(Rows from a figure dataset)
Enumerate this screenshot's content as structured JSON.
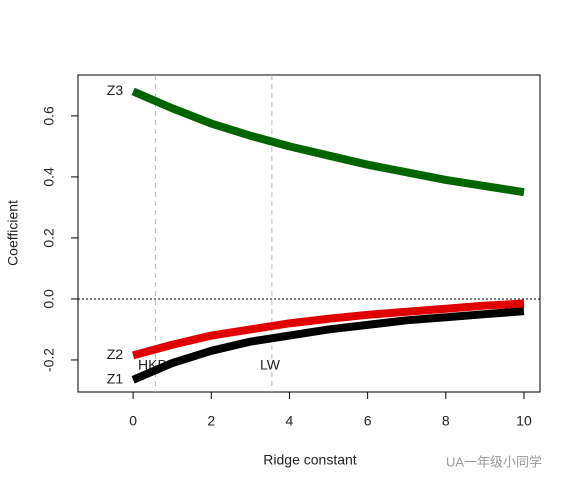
{
  "chart_data": {
    "type": "line",
    "x_label": "Ridge constant",
    "y_label": "Coefficient",
    "x": [
      0,
      1,
      2,
      3,
      4,
      5,
      6,
      7,
      8,
      9,
      10
    ],
    "series": [
      {
        "name": "Z1",
        "color": "#000000",
        "values": [
          -0.265,
          -0.21,
          -0.17,
          -0.14,
          -0.12,
          -0.1,
          -0.085,
          -0.07,
          -0.06,
          -0.05,
          -0.04
        ]
      },
      {
        "name": "Z2",
        "color": "#e00000",
        "values": [
          -0.185,
          -0.15,
          -0.12,
          -0.1,
          -0.08,
          -0.065,
          -0.052,
          -0.042,
          -0.032,
          -0.022,
          -0.015
        ]
      },
      {
        "name": "Z3",
        "color": "#006400",
        "values": [
          0.68,
          0.625,
          0.575,
          0.535,
          0.5,
          0.47,
          0.44,
          0.415,
          0.39,
          0.37,
          0.35
        ]
      }
    ],
    "reference_lines": [
      {
        "label": "HKB",
        "x": 0.57
      },
      {
        "label": "LW",
        "x": 3.55
      }
    ],
    "hline": 0,
    "xlim": [
      -1.41,
      10.41
    ],
    "ylim": [
      -0.305,
      0.734
    ],
    "xticks": [
      0,
      2,
      4,
      6,
      8,
      10
    ],
    "yticks": [
      -0.2,
      {
        "value": 0,
        "label": "0.0"
      },
      0.2,
      0.4,
      0.6
    ],
    "watermark": "UA一年级小同学"
  }
}
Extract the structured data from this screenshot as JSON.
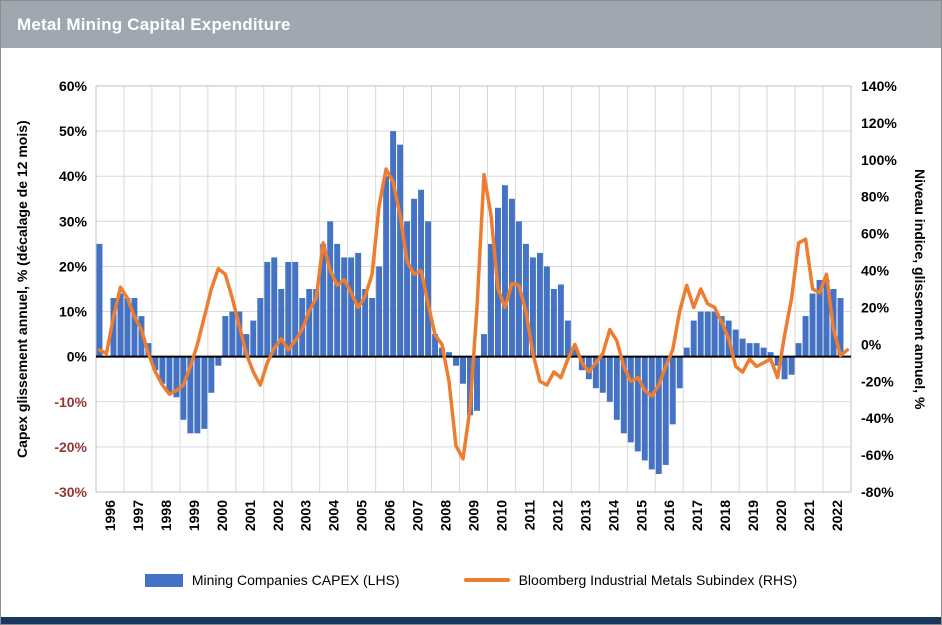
{
  "header": {
    "title": "Metal Mining Capital Expenditure"
  },
  "colors": {
    "header_bg": "#9fa8b0",
    "capex_bar": "#4472C4",
    "metals_line": "#ED7D31",
    "negative_tick": "#963634",
    "gridline": "#D9D9D9",
    "plot_border": "#BFBFBF",
    "zero_line": "#000000",
    "bottom_bar": "#17375E"
  },
  "chart_data": {
    "type": "bar+line combo (monthly series, shown at quarterly resolution)",
    "title": "Metal Mining Capital Expenditure",
    "left_axis": {
      "title": "Capex glissement annuel, % (décalage de 12 mois)",
      "min": -30,
      "max": 60,
      "step": 10,
      "tick_labels": [
        "60%",
        "50%",
        "40%",
        "30%",
        "20%",
        "10%",
        "0%",
        "-10%",
        "-20%",
        "-30%"
      ]
    },
    "right_axis": {
      "title": "Niveau indice, glissement annuel, %",
      "min": -80,
      "max": 140,
      "step": 20,
      "tick_labels": [
        "140%",
        "120%",
        "100%",
        "80%",
        "60%",
        "40%",
        "20%",
        "0%",
        "-20%",
        "-40%",
        "-60%",
        "-80%"
      ]
    },
    "x_axis": {
      "range": [
        1996,
        2023
      ],
      "tick_labels": [
        "1996",
        "1997",
        "1998",
        "1999",
        "2000",
        "2001",
        "2002",
        "2003",
        "2004",
        "2005",
        "2006",
        "2007",
        "2008",
        "2009",
        "2010",
        "2011",
        "2012",
        "2013",
        "2014",
        "2015",
        "2016",
        "2017",
        "2018",
        "2019",
        "2020",
        "2021",
        "2022"
      ]
    },
    "grid": "both",
    "legend_position": "bottom",
    "series": [
      {
        "name": "Mining Companies CAPEX (LHS)",
        "type": "bar",
        "axis": "left",
        "color": "#4472C4",
        "x_start": 1996.0,
        "x_step": 0.25,
        "values": [
          25,
          0,
          13,
          14,
          13,
          13,
          9,
          3,
          -3,
          -6,
          -8,
          -9,
          -14,
          -17,
          -17,
          -16,
          -8,
          -2,
          9,
          10,
          10,
          5,
          8,
          13,
          21,
          22,
          15,
          21,
          21,
          13,
          15,
          15,
          25,
          30,
          25,
          22,
          22,
          23,
          15,
          13,
          20,
          40,
          50,
          47,
          30,
          35,
          37,
          30,
          5,
          2,
          1,
          -2,
          -6,
          -13,
          -12,
          5,
          25,
          33,
          38,
          35,
          30,
          25,
          22,
          23,
          20,
          15,
          16,
          8,
          2,
          -3,
          -5,
          -7,
          -8,
          -10,
          -14,
          -17,
          -19,
          -21,
          -23,
          -25,
          -26,
          -24,
          -15,
          -7,
          2,
          8,
          10,
          10,
          10,
          9,
          8,
          6,
          4,
          3,
          3,
          2,
          1,
          -2,
          -5,
          -4,
          3,
          9,
          14,
          17,
          17,
          15,
          13
        ]
      },
      {
        "name": "Bloomberg Industrial Metals Subindex (RHS)",
        "type": "line",
        "axis": "right",
        "color": "#ED7D31",
        "x_start": 1996.0,
        "x_step": 0.25,
        "values": [
          -3,
          -5,
          15,
          31,
          25,
          15,
          8,
          -5,
          -15,
          -22,
          -27,
          -25,
          -22,
          -12,
          0,
          15,
          30,
          41,
          38,
          25,
          10,
          -5,
          -15,
          -22,
          -10,
          -2,
          3,
          -3,
          2,
          8,
          18,
          25,
          55,
          40,
          32,
          35,
          28,
          20,
          26,
          38,
          75,
          95,
          88,
          70,
          45,
          38,
          40,
          22,
          5,
          0,
          -20,
          -55,
          -62,
          -35,
          20,
          92,
          70,
          30,
          20,
          33,
          32,
          18,
          -5,
          -20,
          -22,
          -15,
          -18,
          -8,
          0,
          -10,
          -15,
          -10,
          -5,
          8,
          2,
          -12,
          -20,
          -18,
          -25,
          -28,
          -22,
          -12,
          -3,
          18,
          32,
          20,
          30,
          22,
          20,
          12,
          3,
          -12,
          -15,
          -8,
          -12,
          -10,
          -8,
          -18,
          5,
          25,
          55,
          57,
          30,
          28,
          38,
          8,
          -6,
          -3
        ]
      }
    ]
  },
  "legend": {
    "items": [
      {
        "label": "Mining Companies CAPEX (LHS)",
        "swatch": "bar",
        "color": "#4472C4"
      },
      {
        "label": "Bloomberg Industrial Metals Subindex (RHS)",
        "swatch": "line",
        "color": "#ED7D31"
      }
    ]
  }
}
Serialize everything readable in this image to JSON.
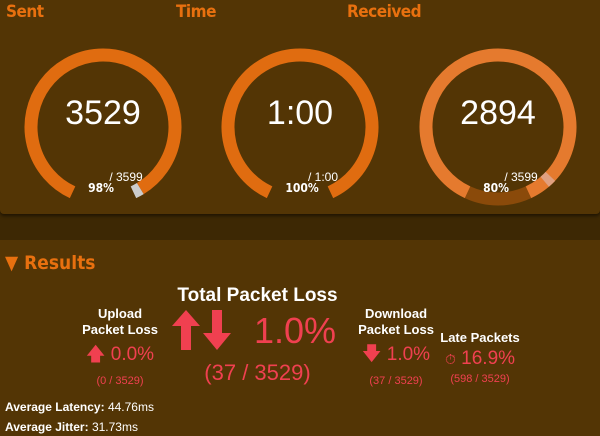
{
  "colors": {
    "accent": "#e06c10",
    "loss": "#f04050",
    "panel": "#533505"
  },
  "gauges": [
    {
      "title": "Sent",
      "value": "3529",
      "max": "/ 3599",
      "percent": "98%",
      "fraction": 0.98
    },
    {
      "title": "Time",
      "value": "1:00",
      "max": "/ 1:00",
      "percent": "100%",
      "fraction": 1.0
    },
    {
      "title": "Received",
      "value": "2894",
      "max": "/ 3599",
      "percent": "80%",
      "fraction": 0.8
    }
  ],
  "results": {
    "heading": "Results",
    "toggle_icon": "triangle-down-icon",
    "total": {
      "label": "Total Packet Loss",
      "value": "1.0%",
      "detail": "(37 / 3529)"
    },
    "upload": {
      "label1": "Upload",
      "label2": "Packet Loss",
      "value": "0.0%",
      "detail": "(0 / 3529)"
    },
    "download": {
      "label1": "Download",
      "label2": "Packet Loss",
      "value": "1.0%",
      "detail": "(37 / 3529)"
    },
    "late": {
      "label": "Late Packets",
      "value": "16.9%",
      "detail": "(598 / 3529)",
      "icon": "stopwatch-icon"
    },
    "latency": {
      "label": "Average Latency:",
      "value": "44.76ms"
    },
    "jitter": {
      "label": "Average Jitter:",
      "value": "31.73ms"
    }
  }
}
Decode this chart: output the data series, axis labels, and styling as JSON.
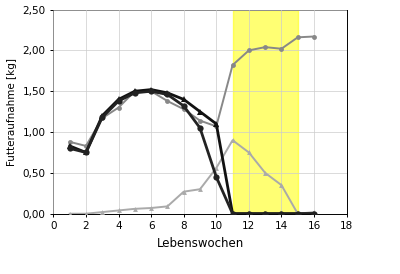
{
  "kraftfutter_kontrolle_x": [
    1,
    2,
    3,
    4,
    5,
    6,
    7,
    8,
    9,
    10,
    11,
    12,
    13,
    14,
    15,
    16
  ],
  "kraftfutter_kontrolle_y": [
    0.88,
    0.83,
    1.17,
    1.3,
    1.5,
    1.5,
    1.38,
    1.28,
    1.14,
    1.07,
    1.82,
    2.0,
    2.04,
    2.02,
    2.16,
    2.17
  ],
  "kraftfutter_versuch_x": [
    1,
    2,
    3,
    4,
    5,
    6,
    7,
    8,
    9,
    10,
    11,
    12,
    13,
    14,
    15,
    16
  ],
  "kraftfutter_versuch_y": [
    0.0,
    0.0,
    0.02,
    0.04,
    0.06,
    0.07,
    0.09,
    0.27,
    0.3,
    0.56,
    0.9,
    0.75,
    0.5,
    0.35,
    0.0,
    0.02
  ],
  "mat_versuch_x": [
    1,
    2,
    3,
    4,
    5,
    6,
    7,
    8,
    9,
    10,
    11,
    12,
    13,
    14,
    15,
    16
  ],
  "mat_versuch_y": [
    0.83,
    0.75,
    1.2,
    1.4,
    1.5,
    1.52,
    1.48,
    1.4,
    1.25,
    1.1,
    0.0,
    0.0,
    0.0,
    0.0,
    0.0,
    0.0
  ],
  "mat_kontrolle_x": [
    1,
    2,
    3,
    4,
    5,
    6,
    7,
    8,
    9,
    10,
    11,
    12,
    13,
    14,
    15,
    16
  ],
  "mat_kontrolle_y": [
    0.8,
    0.75,
    1.18,
    1.38,
    1.48,
    1.5,
    1.46,
    1.32,
    1.05,
    0.45,
    0.0,
    0.0,
    0.0,
    0.0,
    0.0,
    0.0
  ],
  "yellow_zone_x_start": 11,
  "yellow_zone_x_end": 15,
  "yellow_color": "#FFFF00",
  "yellow_alpha": 0.55,
  "color_kf_kontrolle": "#888888",
  "color_kf_versuch": "#aaaaaa",
  "color_mat_versuch": "#111111",
  "color_mat_kontrolle": "#222222",
  "xlabel": "Lebenswochen",
  "ylabel": "Futteraufnahme [kg]",
  "xlim": [
    0,
    18
  ],
  "ylim": [
    0.0,
    2.5
  ],
  "yticks": [
    0.0,
    0.5,
    1.0,
    1.5,
    2.0,
    2.5
  ],
  "ytick_labels": [
    "0,00",
    "0,50",
    "1,00",
    "1,50",
    "2,00",
    "2,50"
  ],
  "xticks": [
    0,
    2,
    4,
    6,
    8,
    10,
    12,
    14,
    16,
    18
  ],
  "figsize": [
    4.0,
    2.74
  ],
  "dpi": 100
}
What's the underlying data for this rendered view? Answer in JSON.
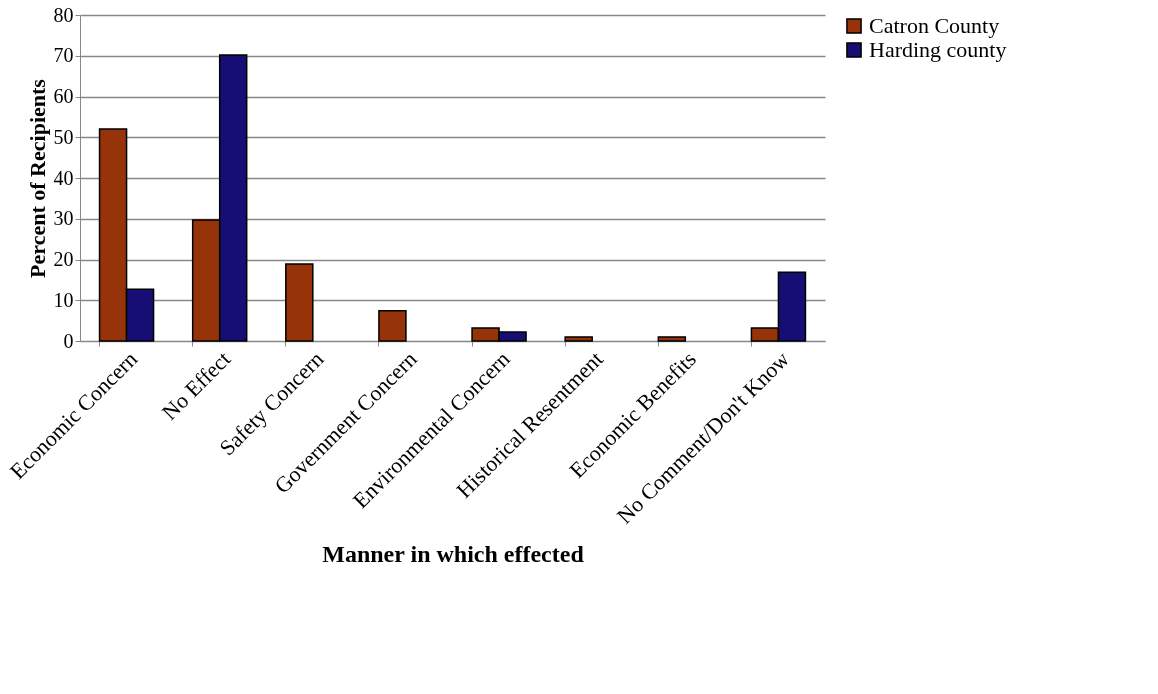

* [THE PROBLEM] Answer with one number only: how many lines above contain the word "JSON".

* [RESULT] 5